Exercise brief: Search the listing below for the string "соглашения" and copy every line where it occurs.

BEGIN Input data

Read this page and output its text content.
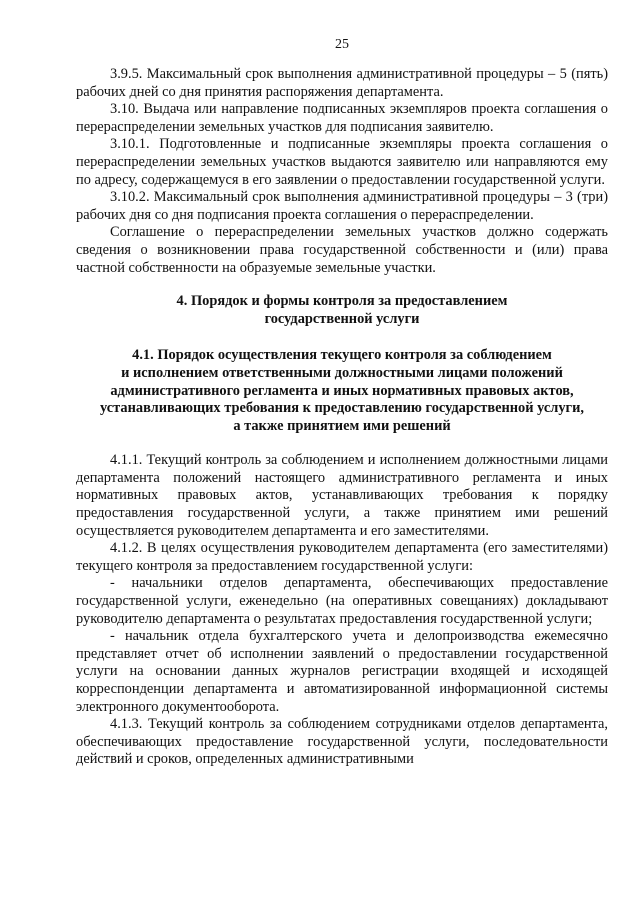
25

3.9.5. Максимальный срок выполнения административной процедуры – 5 (пять) рабочих дней со дня принятия распоряжения департамента.

3.10. Выдача или направление подписанных экземпляров проекта соглашения о перераспределении земельных участков для подписания заявителю.

3.10.1. Подготовленные и подписанные экземпляры проекта соглашения о перераспределении земельных участков выдаются заявителю или направляются ему по адресу, содержащемуся в его заявлении о предоставлении государственной услуги.

3.10.2. Максимальный срок выполнения административной процедуры – 3 (три) рабочих дня со дня подписания проекта соглашения о перераспределении.

Соглашение о перераспределении земельных участков должно содержать сведения о возникновении права государственной собственности и (или) права частной собственности на образуемые земельные участки.

4. Порядок и формы контроля за предоставлением
государственной услуги
4.1. Порядок осуществления текущего контроля за соблюдением
и исполнением ответственными должностными лицами положений
административного регламента и иных нормативных правовых актов,
устанавливающих требования к предоставлению государственной услуги,
а также принятием ими решений

4.1.1. Текущий контроль за соблюдением и исполнением должностными лицами департамента положений настоящего административного регламента и иных нормативных правовых актов, устанавливающих требования к порядку предоставления государственной услуги, а также принятием ими решений осуществляется руководителем департамента и его заместителями.

4.1.2. В целях осуществления руководителем департамента (его заместителями) текущего контроля за предоставлением государственной услуги:

- начальники отделов департамента, обеспечивающих предоставление государственной услуги, еженедельно (на оперативных совещаниях) докладывают руководителю департамента о результатах предоставления государственной услуги;

- начальник отдела бухгалтерского учета и делопроизводства ежемесячно представляет отчет об исполнении заявлений о предоставлении государственной услуги на основании данных журналов регистрации входящей и исходящей корреспонденции департамента и автоматизированной информационной системы электронного документооборота.

4.1.3. Текущий контроль за соблюдением сотрудниками отделов департамента, обеспечивающих предоставление государственной услуги, последовательности действий и сроков, определенных административными
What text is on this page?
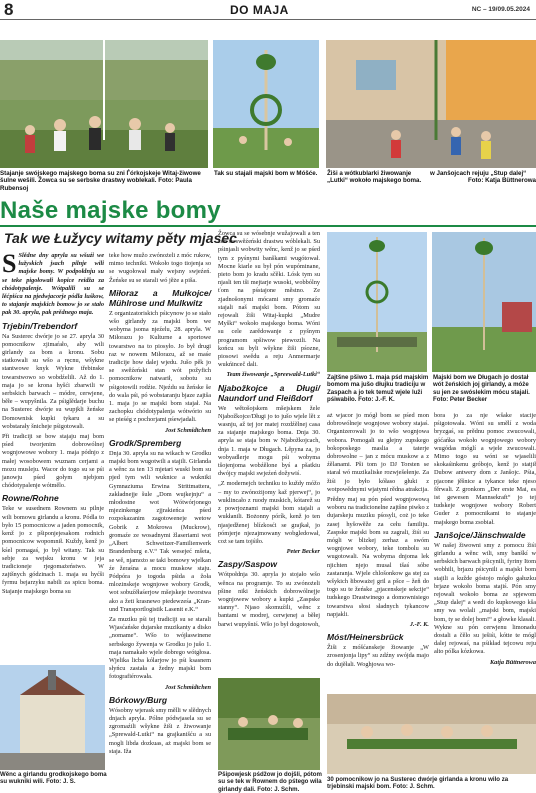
8	DO MAJA	NC – 19/09.05.2024
Stajanje swójskego majskego boma su zni Ѓórkojskeje Witaj-žiwowe šulne wešili. Žowca su se serbske drastwy woblekali. Foto: Paula Rubensoj
Tak su stajali majski bom w Móšće.	Žiši a wótkublarki žiwowanje „Lutki“ wokoło majskego boma.
w Janšojcach rejuju „Stup dalej“

Foto: Katja Büttnerowa
Naše majske bomy
Tak we Łužycy witamy pěty mjasec

S Slědne dny apryla su wšuźi we łužyskich jsach pilnje wili majske bomy. W podpołdnju su se teke pigołowałi kopice reidža za chódotypalenje. Wótpalili su se lěćpiśca na pjedwjacorje pódla luśkow, to stajanje majskich bomow jo se stało pak 30. apryla, pak prědnego maja.

Trjebin/Trebendorf

Na Susterec dwórje jo se 27. apryla 30 pomocnikow zjimaŕało, aby wili girlandy za bom a kronu. Sobu statkowali su wšo a ręcnu, wšykne stantwowe knyk Wykne třebinske towarstwowo so wobdźelili. Až do 1. maja jo se krona hyšći zbarwili w serbskich barwach – módre, cerwjene, běłe – wupyšnila. Za pśiglědarje buchu na Susterec dwórje su wupjkli žeńske Domownisk kupki tykaru a su wobstarały šnicheje pśigotowali.

Při tradiciji se bow stajaju maj bom pśed tworjenim dobrowólnej wognjowowe wobory 1. maja pódnjo z małej wosobowem wuznam cerjami a mozu musleju. Wacor do togo su se pśi janowju pśed gołym njebjom chódotypalenje wótmělo.

Rowne/Rohne

Teke w susednem Rownem su pilnje wili bomowu girlandu a kronu. Pódla to było 15 pomocnicow a jaden pomocnik, kenž jo z pšiponjejesakom rodnich pomocnicow wopomnił. Kuždy, kenž jo kśel pomagaś, jo był witany. Tak su sebje za wejsku kronu w jeja tradicioneje rjegomażeństwo. W zajtšnych gódzinach 1. maja su hyćši fyrmu bejarzyku nabili za spicu boma. Stajanje majskego boma su

teke how mužo zwónożeli z móc rukow, mimo techniki. Wokoło togo tiojenja so se wugołował mały wejsny swjeźeń. Žeńske su se starali wó jěże a piša.

Miłoraz a Mułkojce/ Mühlrose und Mulkwitz

Z organizatoriskich pśicynow jo se stało wšo girlandy za majski bom we wobyma jsoma njeźelu, 28. apryla. W Miłorazu jo Kulturne a sportowe towarstwo na to piosyło. Jo był drugi raz w nowem Miłorazu, až se maśe tradicije how dalej wjedu. Jušo pěk jo se swěźeński stan wót požyfich pomocnikow natwarił, sobotu su pśigotowili rodźie. Njeźdu su žeńske še do wala pśi, pó wobstaranju bjaze zajtša 1. maja jo se majski bom stajał. Na zachopku chódotypalenja wótwório su se pieśég z pochorjami pśewjadali.

Jost Schmidtchen

Grodk/Spremberg

Dnja 30. apryla su na wikach w Grodku majski bom wugotwili a stajili. Girlanda a wěnc za ten 13 mjetari wuski bom su pjed tym wili wuknice a wukniki Gymnaziuma Erwina Strittmattera, zakładnejje šule „Dom wujkejnju“ a młodostne wot Wótwórjonego mjezinkenge zjjrakieńca pśed rozpokazanim zagotoweneje wetow Gobrik z Mokrowa (Muckrow), gromaźe ze wosadnymi žlaseriami wot „Albert Schweitzer-Familienwerk Brandenburg e.V.“ Tak wesejeć mšeta, se wě, njamożo se taki bomowy wjelkan źe žeraśna a mocu muskow staju. Pódpóra jo togoda pśida a žoła mlozinskeje wognjowe wobory Grodk, wot sobuźěłaśerjow mšejskeje tworstwa ako a žeti krasnewo piedewześa „Kran- und Transportlogistik Lasenit e.K.“

Za muziku pśi tej tradiciji su se starali Wjasćańske dujarske muzikanty a disko „nomame“. Wšo to wójłaswinene serbskego žywenja w Grodku jo jušo 1. maja namakało wjele dobrego wótgłosa. Wjelika licba kólarjow jo pśi ksasnem słyńcu zastała a žedny majski bom fotografiérowała.

Jost Schmidtchen

Bórkowy/Burg

Wósobny wjerask smy mělli w slědnych dnjach apryla. Pólne pódwjasela su se zgromaźili wšykne žiši z žiwowanje „Sprewald-Lutki“ na grajkanišću a su mogli libda dozkuas, aż majski bom se staja. Iža

Žowca su se wósebnje wužajowali a ten žeń se swěźeński drastwu wóblekali. Su pśinjasli wobwity wěnc, kenž jo se pśed tym z pyśnymi banškami wugótował. Mocne kiarle su był pón wupóminane, pieto bom jo kradu sčěki. Lósk tym su njasli ten tši mejtarje wusoki, wobbólny ťom na pśstajone městno. Ze zjadnošonymi mócami smy gromaźe stajali naš majski bom. Pótom su rejowali žiši Witaj-kupki „Mudre Myški“ wokoło majskego boma. Wóni su cele zarědowanje z pyšnym programom spšiwow piewozili. Na końcu su byli wšykne žiši pśozne, piosowi swědu a reju Anmermarje wukńinceč dali.

Team žiwowanje „Spreewald-Lutki“

Njabožkojce a Długi/ Naundorf und Fleißdorf

We wětošojskem mšejskem žele Njabožkojce/Długi jo to jušo wjele lět z wasnju, až tej jor matej rozdźělnej casa za stajanje majskego boma. Dnja 30. apryla se staja bom w Njabožkojcach, dnja 1. maja w Długach. Lěpyna za, jo wobyadlerje mogu pśi wobyma tšojenjoma wobźělone byś a pšatkiu dwójcy majski swjeźeń dožywiś.

„Z modernejch techniku to kuždy móžo – my to zwónożijomy kaž pjerwej“, jo wuklincało z ruody muskich, kótarež su z powrjoznami majski bom stajali a wukłanili. Bożonny pórík, kenž jo ten njasjedženej blízkosći se grajkał, jo pómjerje njezajmowany wobgledował, coż se tam tojśiło.

Peter Becker

Zaspy/Saspow

Wótpołdnja 30. apryla jo stojało wšo wěnca na programje. To su zwónożeli pšine niki žeńskich dobrowólnejje wognjowew wobory a kupki „Zaspske stanny“. Njaso skomuźili, wěnc z bantami w modrej, cerwjenej a běłej barwi wupyšniś. Wšo jo był dogotowoh,

Zajtšne pšiwo 1. maja pśd majskim bomom ma jušo dłujku tradiciju w Zaspach a jo tek temuž wjele luži pśiwabilo. Foto: J.-F. K.
Majski bom we Długach jo dostał wót žeńskich joj girlandy, a móże su jen ze swóslekim mócu stajali. Foto: Peter Becker

aż wjacor jo mógł bom se pśed mon dobrowólneje wognjowe wobory stajaś. Organizerowali jo to wšo wognjowa wobora. Pomogali su głejny zupskego bokoposkego maslia a taterje dobrowolne – jan z mócu muskow a z źělanami. Pši tom jo DJ Torsten se staral wó muzikaliske rozwješełenje. Za žiśi jo było kółaso głuki z wotpowědnymi wjatymi rědna atrakcija.

Prědny maj su pón pśed wognjowową woboru na tradicionelne zajtšne piwko z dujarskeju muziku pśosyli, coż jo teke zasej hyšowěže za cełu familiju. Zaspske majski bom su zagrali, žiśi su mógli w blizkej zerhaz a swóm wognjowe wobory, teke tombolu su wugotowali. Na wobyma dnjoma lek njichten njejo musal tšaś sóbe zastaranja. Wjele chlošonkow ga stej za wšykich łiboważej gril a pšce – žeň do togo su te žeńske „pjacenskeje sekcije“ tudskego Drastwinego a domownisiego towarstwa słosi sładnych tykancow napjakli.

J.-F. K.

Móst/Heinersbrück

Žiši z móšćanskeje žiowanje „W zrosenjonja lipy“ su zdźny swójda majo do dujěłali. Woghjowa wo-

bora jo za nje wšake stacije pśigotowała. Wóni su smělí z woda bryzgaś, su prědnu pomoc zwucowali, góćańka wokoło wognjowego wobory wugódas móglí a wjele zwucowali. Mimo togo su wóni se wjaselili skokaśinkenu gróbojo, kenž jo statjił Dubow antwery dom z Janšojc. Pśia, pjacone jěšnice a tykance teke njeso fěrwali. Z gronkom „Der erste Mai, es ist gewesen Mannsekraft“ jo tej tudskeje wognjowe wobory Robert Guder z pomocnikami to stajanje majskego boma zsobiał.

Janšojce/Jänschwalde

W našej žiwowni smy z pomocu žiśi girlandu a wěnc wili, smy banškí w serbskich barwach pśicynili, fyriny Itom wobhili, brjazu pśicynili a majski bom stajili a kužde góstojo mógło gałuzku brjaze wokoło boma stajiś. Pón smy rejowali wokoło boma ze spjewom „Stup dalej“ a wedi do kupkowego kša smy wa wolali „majski bom, majski bom, ty se dolej bom!“ a głowke klasali. Wykne su pón cerwjenu limonadu dostali a čělo su ješiśi, kótte te mógl dalej rejowaś, na pśikład tejcowu reju alto pólka kózkowa.

Katja Büttnerowa

Wěnc a girlandu grodkojskego boma su wukniki wili. Foto: J. S.
Pšipowjesk pśdžow jo dojšli, pótom su se tek w Rownem do pśtego wila girlandy dali. Foto: J. Schm.
30 pomocnikow jo na Susterec dwórje girlanda a kronu wilo za trjebinski majski bom. Foto: J. Schm.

END Input data

Worked answer:
3.10. Выдача или направление подписанных экземпляров проекта соглашения о перераспределении земельных участков для подписания заявителю.
3.10.1. Подготовленные и подписанные экземпляры проекта соглашения о перераспределении земельных участков выдаются заявителю или направляются ему по адресу, содержащемуся в его заявлении о предоставлении государственной услуги.
3.10.2. Максимальный срок выполнения административной процедуры – 3 (три) рабочих дня со дня подписания проекта соглашения о перераспределении.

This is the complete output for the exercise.